What is required >> Take each line containing the word "subtitle" and copy it.

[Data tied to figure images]
----------
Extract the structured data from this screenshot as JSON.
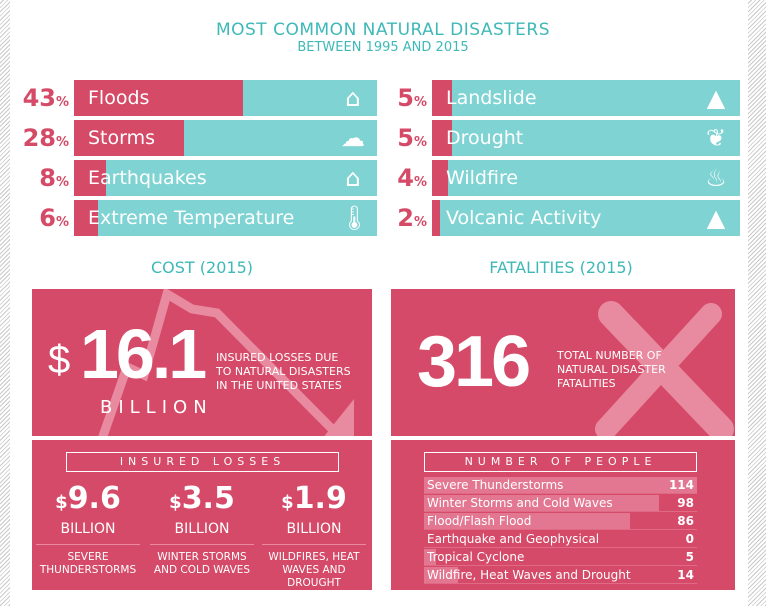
{
  "title": "MOST COMMON NATURAL DISASTERS",
  "subtitle": "BETWEEN 1995 AND 2015",
  "colors": {
    "accent": "#d44a67",
    "bar_bg": "#7fd3d3",
    "heading": "#3fb8b8"
  },
  "chart_data": [
    {
      "type": "bar",
      "title": "MOST COMMON NATURAL DISASTERS",
      "subtitle": "BETWEEN 1995 AND 2015",
      "categories": [
        "Floods",
        "Storms",
        "Earthquakes",
        "Extreme Temperature",
        "Landslide",
        "Drought",
        "Wildfire",
        "Volcanic Activity"
      ],
      "values": [
        43,
        28,
        8,
        6,
        5,
        5,
        4,
        2
      ],
      "labels": [
        "43",
        "28",
        "8",
        "6",
        "5",
        "5",
        "4",
        "2"
      ],
      "unit": "%",
      "icons": [
        "flooded-house-icon",
        "storm-cloud-icon",
        "collapsed-house-icon",
        "thermometer-icon",
        "landslide-icon",
        "drought-icon",
        "fire-icon",
        "volcano-icon"
      ]
    },
    {
      "type": "bar",
      "title": "NUMBER OF PEOPLE",
      "categories": [
        "Severe Thunderstorms",
        "Winter Storms and Cold Waves",
        "Flood/Flash Flood",
        "Earthquake and Geophysical",
        "Tropical Cyclone",
        "Wildfire, Heat Waves and Drought"
      ],
      "values": [
        114,
        98,
        86,
        0,
        5,
        14
      ],
      "labels": [
        "114",
        "98",
        "86",
        "0",
        "5",
        "14"
      ]
    }
  ],
  "cost": {
    "heading": "COST (2015)",
    "currency": "$",
    "amount": "16.1",
    "unit": "BILLION",
    "desc": [
      "INSURED LOSSES DUE",
      "TO NATURAL DISASTERS",
      "IN THE UNITED STATES"
    ],
    "losses_header": "INSURED LOSSES",
    "losses": [
      {
        "cur": "$",
        "amt": "9.6",
        "unit": "BILLION",
        "desc": "SEVERE THUNDERSTORMS"
      },
      {
        "cur": "$",
        "amt": "3.5",
        "unit": "BILLION",
        "desc": "WINTER STORMS AND COLD WAVES"
      },
      {
        "cur": "$",
        "amt": "1.9",
        "unit": "BILLION",
        "desc": "WILDFIRES, HEAT WAVES AND DROUGHT"
      }
    ]
  },
  "fatalities": {
    "heading": "FATALITIES (2015)",
    "total": "316",
    "desc": [
      "TOTAL NUMBER OF",
      "NATURAL DISASTER",
      "FATALITIES"
    ]
  }
}
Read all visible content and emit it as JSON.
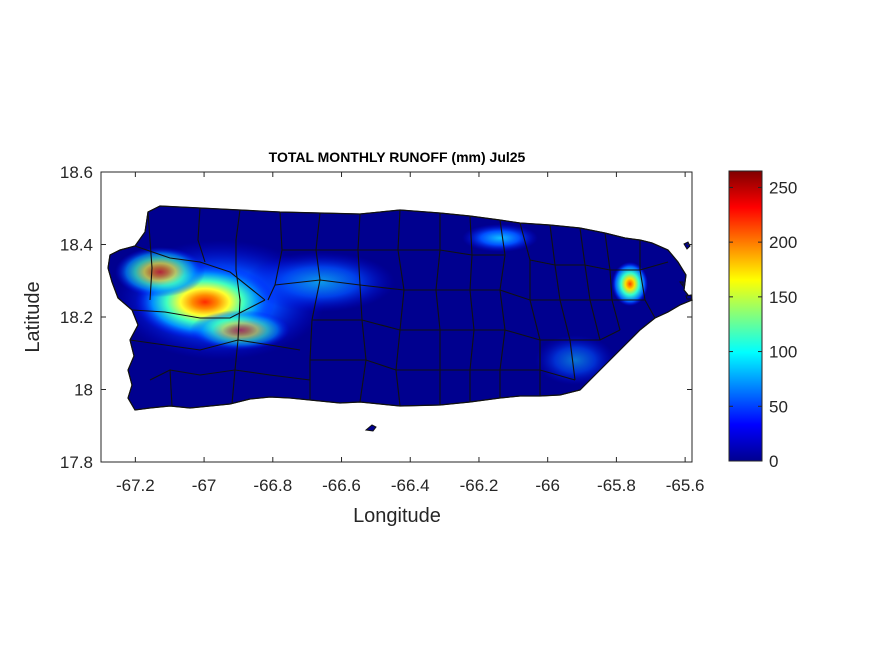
{
  "title": "TOTAL MONTHLY RUNOFF (mm) Jul25",
  "xlabel": "Longitude",
  "ylabel": "Latitude",
  "x_ticks": [
    "-67.2",
    "-67",
    "-66.8",
    "-66.6",
    "-66.4",
    "-66.2",
    "-66",
    "-65.8",
    "-65.6"
  ],
  "y_ticks": [
    "18.6",
    "18.4",
    "18.2",
    "18"
  ],
  "y_tick_bottom": "17.8",
  "colorbar": {
    "ticks": [
      "250",
      "200",
      "150",
      "100",
      "50",
      "0"
    ],
    "range": [
      0,
      265
    ],
    "colormap": "jet"
  },
  "colors": {
    "background_runoff": "#00008f",
    "axis": "#262626",
    "borders": "#111111"
  },
  "map_data": {
    "extent_lon": [
      -67.3,
      -65.58
    ],
    "extent_lat": [
      17.8,
      18.6
    ],
    "hotspots": [
      {
        "region": "west-central interior",
        "peak_mm": 230
      },
      {
        "region": "east (El Yunque)",
        "peak_mm": 195
      },
      {
        "region": "north-central coast",
        "peak_mm": 80
      }
    ]
  }
}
----------
Expected answer >>
  "subtitle": "BETWEEN 1995 AND 2015",
      "subtitle": "BETWEEN 1995 AND 2015",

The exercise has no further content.